## START MATERIAL SUPPLIED
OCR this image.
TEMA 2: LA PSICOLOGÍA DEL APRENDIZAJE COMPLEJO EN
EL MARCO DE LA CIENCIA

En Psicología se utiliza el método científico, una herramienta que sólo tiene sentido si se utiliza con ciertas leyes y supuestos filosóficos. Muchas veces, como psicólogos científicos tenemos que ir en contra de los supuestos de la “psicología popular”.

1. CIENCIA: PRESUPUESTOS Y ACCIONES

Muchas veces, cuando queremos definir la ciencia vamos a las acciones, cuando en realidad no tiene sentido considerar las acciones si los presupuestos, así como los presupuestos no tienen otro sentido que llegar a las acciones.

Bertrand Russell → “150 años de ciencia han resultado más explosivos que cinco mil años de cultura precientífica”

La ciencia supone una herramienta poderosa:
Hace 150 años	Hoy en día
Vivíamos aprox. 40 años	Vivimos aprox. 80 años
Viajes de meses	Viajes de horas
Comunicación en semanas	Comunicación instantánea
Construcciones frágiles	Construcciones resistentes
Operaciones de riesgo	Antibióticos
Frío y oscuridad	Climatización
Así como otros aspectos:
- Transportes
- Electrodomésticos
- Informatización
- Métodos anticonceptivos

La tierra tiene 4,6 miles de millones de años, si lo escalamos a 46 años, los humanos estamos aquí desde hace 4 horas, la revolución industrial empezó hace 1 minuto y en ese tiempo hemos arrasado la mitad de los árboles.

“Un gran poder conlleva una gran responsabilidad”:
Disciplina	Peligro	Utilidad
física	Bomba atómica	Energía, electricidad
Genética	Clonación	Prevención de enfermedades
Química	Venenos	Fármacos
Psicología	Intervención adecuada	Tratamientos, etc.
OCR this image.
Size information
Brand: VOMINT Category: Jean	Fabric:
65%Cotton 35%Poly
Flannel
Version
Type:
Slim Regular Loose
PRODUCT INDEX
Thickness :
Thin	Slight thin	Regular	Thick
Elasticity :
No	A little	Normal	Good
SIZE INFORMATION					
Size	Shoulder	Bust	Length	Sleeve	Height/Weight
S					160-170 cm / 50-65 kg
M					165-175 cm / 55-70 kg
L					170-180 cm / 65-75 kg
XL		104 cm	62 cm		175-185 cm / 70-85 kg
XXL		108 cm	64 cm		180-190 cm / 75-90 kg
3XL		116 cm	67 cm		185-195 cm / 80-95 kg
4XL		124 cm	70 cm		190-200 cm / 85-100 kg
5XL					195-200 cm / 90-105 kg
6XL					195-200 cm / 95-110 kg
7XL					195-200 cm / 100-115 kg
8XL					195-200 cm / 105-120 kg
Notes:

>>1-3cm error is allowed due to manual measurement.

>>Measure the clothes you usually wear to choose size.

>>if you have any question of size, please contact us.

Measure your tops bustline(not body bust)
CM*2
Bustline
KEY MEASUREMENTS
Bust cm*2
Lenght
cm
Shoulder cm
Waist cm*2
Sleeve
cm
## END MATERIAL SUPPLIED
## [TASK TO CARRY OUT]
Print all of the entries again, exactly as written.

## [WRITTEN ANSWER]
OCR this image.
TEMA 2: LA PSICOLOGÍA DEL APRENDIZAJE COMPLEJO EN
EL MARCO DE LA CIENCIA

En Psicología se utiliza el método científico, una herramienta que sólo tiene sentido si se utiliza con ciertas leyes y supuestos filosóficos. Muchas veces, como psicólogos científicos tenemos que ir en contra de los supuestos de la “psicología popular”.

1. CIENCIA: PRESUPUESTOS Y ACCIONES

Muchas veces, cuando queremos definir la ciencia vamos a las acciones, cuando en realidad no tiene sentido considerar las acciones si los presupuestos, así como los presupuestos no tienen otro sentido que llegar a las acciones.

Bertrand Russell → “150 años de ciencia han resultado más explosivos que cinco mil años de cultura precientífica”

La ciencia supone una herramienta poderosa:
Hace 150 años	Hoy en día
Vivíamos aprox. 40 años	Vivimos aprox. 80 años
Viajes de meses	Viajes de horas
Comunicación en semanas	Comunicación instantánea
Construcciones frágiles	Construcciones resistentes
Operaciones de riesgo	Antibióticos
Frío y oscuridad	Climatización
Así como otros aspectos:
- Transportes
- Electrodomésticos
- Informatización
- Métodos anticonceptivos

La tierra tiene 4,6 miles de millones de años, si lo escalamos a 46 años, los humanos estamos aquí desde hace 4 horas, la revolución industrial empezó hace 1 minuto y en ese tiempo hemos arrasado la mitad de los árboles.

“Un gran poder conlleva una gran responsabilidad”:
Disciplina	Peligro	Utilidad
física	Bomba atómica	Energía, electricidad
Genética	Clonación	Prevención de enfermedades
Química	Venenos	Fármacos
Psicología	Intervención adecuada	Tratamientos, etc.
OCR this image.
Size information
Brand: VOMINT Category: Jean	Fabric:
65%Cotton 35%Poly
Flannel
Version
Type:
Slim Regular Loose
PRODUCT INDEX
Thickness :
Thin	Slight thin	Regular	Thick
Elasticity :
No	A little	Normal	Good
SIZE INFORMATION					
Size	Shoulder	Bust	Length	Sleeve	Height/Weight
S					160-170 cm / 50-65 kg
M					165-175 cm / 55-70 kg
L					170-180 cm / 65-75 kg
XL		104 cm	62 cm		175-185 cm / 70-85 kg
XXL		108 cm	64 cm		180-190 cm / 75-90 kg
3XL		116 cm	67 cm		185-195 cm / 80-95 kg
4XL		124 cm	70 cm		190-200 cm / 85-100 kg
5XL					195-200 cm / 90-105 kg
6XL					195-200 cm / 95-110 kg
7XL					195-200 cm / 100-115 kg
8XL					195-200 cm / 105-120 kg
Notes:

>>1-3cm error is allowed due to manual measurement.

>>Measure the clothes you usually wear to choose size.

>>if you have any question of size, please contact us.

Measure your tops bustline(not body bust)
CM*2
Bustline
KEY MEASUREMENTS
Bust cm*2
Lenght
cm
Shoulder cm
Waist cm*2
Sleeve
cm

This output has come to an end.